*Provided records:*
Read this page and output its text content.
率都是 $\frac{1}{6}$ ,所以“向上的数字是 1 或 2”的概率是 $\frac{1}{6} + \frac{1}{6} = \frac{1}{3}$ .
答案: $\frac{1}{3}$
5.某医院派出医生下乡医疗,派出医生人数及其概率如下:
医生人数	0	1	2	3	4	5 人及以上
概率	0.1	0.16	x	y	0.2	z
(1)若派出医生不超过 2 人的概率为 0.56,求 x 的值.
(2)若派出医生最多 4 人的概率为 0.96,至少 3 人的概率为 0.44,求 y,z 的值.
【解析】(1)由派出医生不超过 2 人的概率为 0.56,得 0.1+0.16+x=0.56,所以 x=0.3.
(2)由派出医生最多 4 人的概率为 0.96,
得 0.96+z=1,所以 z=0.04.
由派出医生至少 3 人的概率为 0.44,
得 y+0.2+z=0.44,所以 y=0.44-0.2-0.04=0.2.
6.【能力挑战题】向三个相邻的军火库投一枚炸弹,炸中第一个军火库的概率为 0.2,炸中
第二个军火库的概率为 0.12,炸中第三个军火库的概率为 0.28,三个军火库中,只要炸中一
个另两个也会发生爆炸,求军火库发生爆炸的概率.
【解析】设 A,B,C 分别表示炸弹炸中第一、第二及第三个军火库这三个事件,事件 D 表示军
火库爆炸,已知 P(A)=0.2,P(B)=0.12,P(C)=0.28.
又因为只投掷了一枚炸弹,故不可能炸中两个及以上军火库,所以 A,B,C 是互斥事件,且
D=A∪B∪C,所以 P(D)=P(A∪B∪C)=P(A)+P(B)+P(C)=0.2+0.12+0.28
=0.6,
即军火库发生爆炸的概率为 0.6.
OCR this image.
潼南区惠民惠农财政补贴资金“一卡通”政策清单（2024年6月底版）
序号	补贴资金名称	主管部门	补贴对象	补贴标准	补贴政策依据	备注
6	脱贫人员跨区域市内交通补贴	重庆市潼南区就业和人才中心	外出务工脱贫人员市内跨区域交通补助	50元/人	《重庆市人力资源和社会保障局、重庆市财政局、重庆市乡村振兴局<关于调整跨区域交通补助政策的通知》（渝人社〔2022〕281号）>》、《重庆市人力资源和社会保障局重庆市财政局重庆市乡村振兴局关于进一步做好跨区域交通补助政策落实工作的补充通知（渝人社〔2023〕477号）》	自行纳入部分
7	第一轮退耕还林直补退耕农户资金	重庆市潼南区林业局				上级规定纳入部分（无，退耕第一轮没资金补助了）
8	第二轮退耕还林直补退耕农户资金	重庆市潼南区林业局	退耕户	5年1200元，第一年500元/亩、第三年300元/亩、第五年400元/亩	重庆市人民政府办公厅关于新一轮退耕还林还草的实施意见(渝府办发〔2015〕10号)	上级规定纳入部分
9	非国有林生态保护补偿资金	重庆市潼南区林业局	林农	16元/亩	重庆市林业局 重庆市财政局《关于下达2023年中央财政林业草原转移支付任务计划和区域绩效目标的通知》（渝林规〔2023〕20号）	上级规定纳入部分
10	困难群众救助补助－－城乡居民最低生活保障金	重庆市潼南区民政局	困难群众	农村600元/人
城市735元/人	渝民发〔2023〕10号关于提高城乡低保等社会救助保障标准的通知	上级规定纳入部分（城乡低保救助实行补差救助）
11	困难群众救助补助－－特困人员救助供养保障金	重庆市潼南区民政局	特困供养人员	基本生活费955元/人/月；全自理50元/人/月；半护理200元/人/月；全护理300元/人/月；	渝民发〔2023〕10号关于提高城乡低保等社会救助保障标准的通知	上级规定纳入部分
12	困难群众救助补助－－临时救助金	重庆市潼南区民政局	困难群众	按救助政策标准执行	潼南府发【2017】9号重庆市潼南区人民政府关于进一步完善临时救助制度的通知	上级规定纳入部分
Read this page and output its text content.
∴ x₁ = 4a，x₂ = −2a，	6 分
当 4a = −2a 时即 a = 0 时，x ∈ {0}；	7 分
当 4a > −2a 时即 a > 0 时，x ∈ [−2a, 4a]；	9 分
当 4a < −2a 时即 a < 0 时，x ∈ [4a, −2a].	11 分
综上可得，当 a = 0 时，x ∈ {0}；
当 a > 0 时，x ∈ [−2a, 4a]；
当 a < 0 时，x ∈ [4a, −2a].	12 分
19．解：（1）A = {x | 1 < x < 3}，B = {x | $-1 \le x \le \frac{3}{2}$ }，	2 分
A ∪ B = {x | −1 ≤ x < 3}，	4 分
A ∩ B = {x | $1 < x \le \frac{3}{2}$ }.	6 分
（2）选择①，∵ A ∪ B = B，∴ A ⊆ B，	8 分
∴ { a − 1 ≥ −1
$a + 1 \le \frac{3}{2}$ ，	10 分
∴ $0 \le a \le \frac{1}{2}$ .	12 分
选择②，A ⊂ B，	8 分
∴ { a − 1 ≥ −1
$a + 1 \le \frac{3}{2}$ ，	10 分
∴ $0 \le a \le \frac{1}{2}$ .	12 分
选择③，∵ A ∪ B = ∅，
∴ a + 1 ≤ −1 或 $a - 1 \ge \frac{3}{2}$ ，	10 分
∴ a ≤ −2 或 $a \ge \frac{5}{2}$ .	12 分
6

*Task details:* Reproduce the material exactly, with every line intact.

*Full response:*
Read this page and output its text content.
率都是 $\frac{1}{6}$ ,所以“向上的数字是 1 或 2”的概率是 $\frac{1}{6} + \frac{1}{6} = \frac{1}{3}$ .
答案: $\frac{1}{3}$
5.某医院派出医生下乡医疗,派出医生人数及其概率如下:
医生人数	0	1	2	3	4	5 人及以上
概率	0.1	0.16	x	y	0.2	z
(1)若派出医生不超过 2 人的概率为 0.56,求 x 的值.
(2)若派出医生最多 4 人的概率为 0.96,至少 3 人的概率为 0.44,求 y,z 的值.
【解析】(1)由派出医生不超过 2 人的概率为 0.56,得 0.1+0.16+x=0.56,所以 x=0.3.
(2)由派出医生最多 4 人的概率为 0.96,
得 0.96+z=1,所以 z=0.04.
由派出医生至少 3 人的概率为 0.44,
得 y+0.2+z=0.44,所以 y=0.44-0.2-0.04=0.2.
6.【能力挑战题】向三个相邻的军火库投一枚炸弹,炸中第一个军火库的概率为 0.2,炸中
第二个军火库的概率为 0.12,炸中第三个军火库的概率为 0.28,三个军火库中,只要炸中一
个另两个也会发生爆炸,求军火库发生爆炸的概率.
【解析】设 A,B,C 分别表示炸弹炸中第一、第二及第三个军火库这三个事件,事件 D 表示军
火库爆炸,已知 P(A)=0.2,P(B)=0.12,P(C)=0.28.
又因为只投掷了一枚炸弹,故不可能炸中两个及以上军火库,所以 A,B,C 是互斥事件,且
D=A∪B∪C,所以 P(D)=P(A∪B∪C)=P(A)+P(B)+P(C)=0.2+0.12+0.28
=0.6,
即军火库发生爆炸的概率为 0.6.
OCR this image.
潼南区惠民惠农财政补贴资金“一卡通”政策清单（2024年6月底版）
序号	补贴资金名称	主管部门	补贴对象	补贴标准	补贴政策依据	备注
6	脱贫人员跨区域市内交通补贴	重庆市潼南区就业和人才中心	外出务工脱贫人员市内跨区域交通补助	50元/人	《重庆市人力资源和社会保障局、重庆市财政局、重庆市乡村振兴局<关于调整跨区域交通补助政策的通知》（渝人社〔2022〕281号）>》、《重庆市人力资源和社会保障局重庆市财政局重庆市乡村振兴局关于进一步做好跨区域交通补助政策落实工作的补充通知（渝人社〔2023〕477号）》	自行纳入部分
7	第一轮退耕还林直补退耕农户资金	重庆市潼南区林业局				上级规定纳入部分（无，退耕第一轮没资金补助了）
8	第二轮退耕还林直补退耕农户资金	重庆市潼南区林业局	退耕户	5年1200元，第一年500元/亩、第三年300元/亩、第五年400元/亩	重庆市人民政府办公厅关于新一轮退耕还林还草的实施意见(渝府办发〔2015〕10号)	上级规定纳入部分
9	非国有林生态保护补偿资金	重庆市潼南区林业局	林农	16元/亩	重庆市林业局 重庆市财政局《关于下达2023年中央财政林业草原转移支付任务计划和区域绩效目标的通知》（渝林规〔2023〕20号）	上级规定纳入部分
10	困难群众救助补助－－城乡居民最低生活保障金	重庆市潼南区民政局	困难群众	农村600元/人
城市735元/人	渝民发〔2023〕10号关于提高城乡低保等社会救助保障标准的通知	上级规定纳入部分（城乡低保救助实行补差救助）
11	困难群众救助补助－－特困人员救助供养保障金	重庆市潼南区民政局	特困供养人员	基本生活费955元/人/月；全自理50元/人/月；半护理200元/人/月；全护理300元/人/月；	渝民发〔2023〕10号关于提高城乡低保等社会救助保障标准的通知	上级规定纳入部分
12	困难群众救助补助－－临时救助金	重庆市潼南区民政局	困难群众	按救助政策标准执行	潼南府发【2017】9号重庆市潼南区人民政府关于进一步完善临时救助制度的通知	上级规定纳入部分
Read this page and output its text content.
∴ x₁ = 4a，x₂ = −2a，	6 分
当 4a = −2a 时即 a = 0 时，x ∈ {0}；	7 分
当 4a > −2a 时即 a > 0 时，x ∈ [−2a, 4a]；	9 分
当 4a < −2a 时即 a < 0 时，x ∈ [4a, −2a].	11 分
综上可得，当 a = 0 时，x ∈ {0}；
当 a > 0 时，x ∈ [−2a, 4a]；
当 a < 0 时，x ∈ [4a, −2a].	12 分
19．解：（1）A = {x | 1 < x < 3}，B = {x | $-1 \le x \le \frac{3}{2}$ }，	2 分
A ∪ B = {x | −1 ≤ x < 3}，	4 分
A ∩ B = {x | $1 < x \le \frac{3}{2}$ }.	6 分
（2）选择①，∵ A ∪ B = B，∴ A ⊆ B，	8 分
∴ { a − 1 ≥ −1
$a + 1 \le \frac{3}{2}$ ，	10 分
∴ $0 \le a \le \frac{1}{2}$ .	12 分
选择②，A ⊂ B，	8 分
∴ { a − 1 ≥ −1
$a + 1 \le \frac{3}{2}$ ，	10 分
∴ $0 \le a \le \frac{1}{2}$ .	12 分
选择③，∵ A ∪ B = ∅，
∴ a + 1 ≤ −1 或 $a - 1 \ge \frac{3}{2}$ ，	10 分
∴ a ≤ −2 或 $a \ge \frac{5}{2}$ .	12 分
6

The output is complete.